Passage shown:

According to CNN’s AC360, who interviewed Mr.Tarif twice via phone, he was calling from Damascus, a few days later he appeared on CNN calling from I believe the Netherlands and he said he left Syria the previous day, any chance he indeed was in Damascus at the time of the CNN interviews (people do travel you know!!), I think a channel like CNN would check the phone number the guy they’re talking to is calling from, but then I could be wrong. As for no journalist tried to verify the accuracy of his reports, well I wonder who expelled foreign journalists, denied them entry and is trying so hard to restrict the flow of information ? I bet it’s INSAN and its “shady” financiers.
In short, what are you getting at ?

May 8th, 2011, 4:00 am


Revlon said:

Should the use of tank artillary in bombing Homs neighbourhoods last night be confirmed, it would signal both, regime desparation and an ominous turn in the course of events!

حركة سوريا شباب من أجل الحرية Youth Syria For Freedom
شاهد عيان للعربية:
*حملة إعتقالات واسعة في حمص والجيش يصنع حواجز عدة
*قصف متنطقتي بابا عمر و السباع في حمص ليلاً بالدبابات
36 minutes ago

May 8th, 2011, 4:08 am


Mina said:

I was following the events in Egypt by checking Twitter and al Jazeera. When I saw that instead of letting the Tunisian and Egyptian (anti-ultra-liberal) revolutions achieve their goals and work on a third-way, the on-line communities were calling for uprisings everywhere the same week from Morocco to Syria, I thought “these people have no political experience: how can simultaneous revolutions bring anything, one will cover the other” and we were seeing already the events in Libya shading at the developments in Yemen and Bahrein.
Then since Wissam Tarif was the first to be very active in “reporting” about Syria, claiming to be there (i remember some posts where he says he has moved to Tarsus to report on Banyas to some journalists) I noticed that he wrote things he could not have verified or simply that turned out untrue. The rhetoric he used was very high, therefore the examples I give.
Twitter is not used in Syria so much (and even less 6 weeks ago) so the people using it and re-posting the mostly fake informations were in the Gulf and the US (plus Israel, mobilized when anything happens in Syria). Journalists started to focus on Syria because they have been educated to see it as another North Korea (but seeing the number of Syrians who came back in the recent years of B. al Asad “opening the country” policy, I don’t think you can compare Syria to North Korea.)

Instructions:
a – List every city the comment thread on Syria names in its English sentences.
b – Carry on the comment thread on Syria from its last sentence, in the same voice.
The data that comes next is separate material and is not part of the comment thread on Syria.

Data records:
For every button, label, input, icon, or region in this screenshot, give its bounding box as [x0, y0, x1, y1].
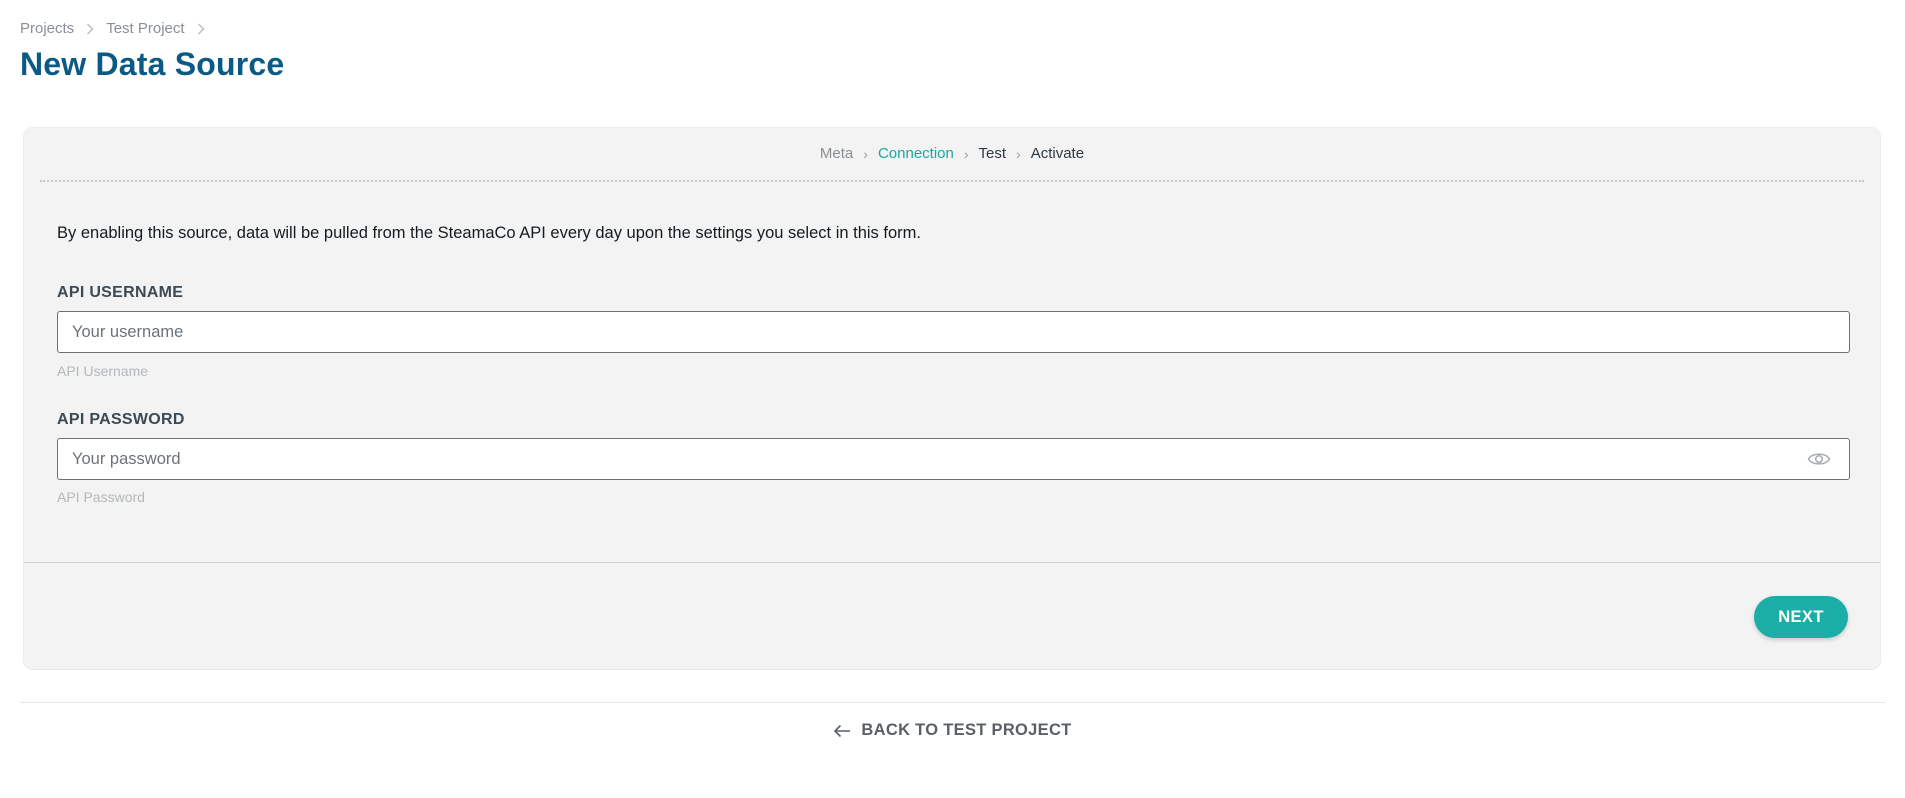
password-label: API PASSWORD: [57, 411, 185, 428]
page-title: New Data Source: [20, 46, 285, 82]
data-source-form-card: Meta › Connection › Test › Activate By e…: [23, 127, 1881, 670]
password-help: API Password: [57, 489, 145, 505]
chevron-right-icon: [195, 23, 207, 35]
step-meta[interactable]: Meta: [820, 145, 853, 162]
chevron-right-icon: ›: [963, 145, 969, 162]
step-activate: Activate: [1030, 145, 1085, 162]
step-test: Test: [978, 145, 1007, 162]
breadcrumb: Projects Test Project: [20, 20, 207, 37]
card-footer-divider: [24, 562, 1880, 563]
chevron-right-icon: ›: [1016, 145, 1021, 162]
eye-icon[interactable]: [1807, 449, 1831, 469]
chevron-right-icon: [84, 23, 96, 35]
breadcrumb-item-test-project[interactable]: Test Project: [106, 20, 184, 37]
chevron-right-icon: ›: [863, 145, 868, 162]
form-intro: By enabling this source, data will be pu…: [57, 224, 921, 242]
password-input[interactable]: [58, 439, 1849, 479]
username-field: [57, 311, 1850, 353]
username-help: API Username: [57, 363, 149, 379]
back-link-label: BACK TO TEST PROJECT: [861, 721, 1072, 739]
breadcrumb-item-projects[interactable]: Projects: [20, 20, 74, 37]
step-connection[interactable]: Connection: [878, 145, 954, 162]
arrow-left-icon: [833, 724, 851, 738]
next-button[interactable]: NEXT: [1754, 596, 1848, 638]
back-to-project-link[interactable]: BACK TO TEST PROJECT: [0, 721, 1905, 740]
password-field: [57, 438, 1850, 480]
stepper-divider: [40, 180, 1864, 182]
username-input[interactable]: [58, 312, 1849, 352]
page-divider: [20, 702, 1885, 703]
stepper: Meta › Connection › Test › Activate: [24, 145, 1880, 162]
username-label: API USERNAME: [57, 284, 184, 301]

Solved problems:
a – Damascus, Homs, Tarsus, Banyas

b –
Coming to Iraq, I think it was planned since day one that at some stage some people would like it (especially in the Gulf, where they fear a big powerful Iraq) with: a Kurdish ruled state in the North, a Sunni state in the centre, and a Shii state in the South.
As the Shii of South Iraq are not from the same schools as the one controling Iran, it would help even a situation such as Bahrein (and protect US interests there); as for the north, it has a lot of the country’s oil.
The civil war situation in Syria just helps getting rid of the Christians, as was implemented in Iraq, and maybe it has something to do with Israel wanting to be a racist “Jewish state”, and Saudi Arabia keeping with not opening temples or churches. Some people like everything black or white: Muslims can’t live with Christians, Muslims can’t have a modern state, etc.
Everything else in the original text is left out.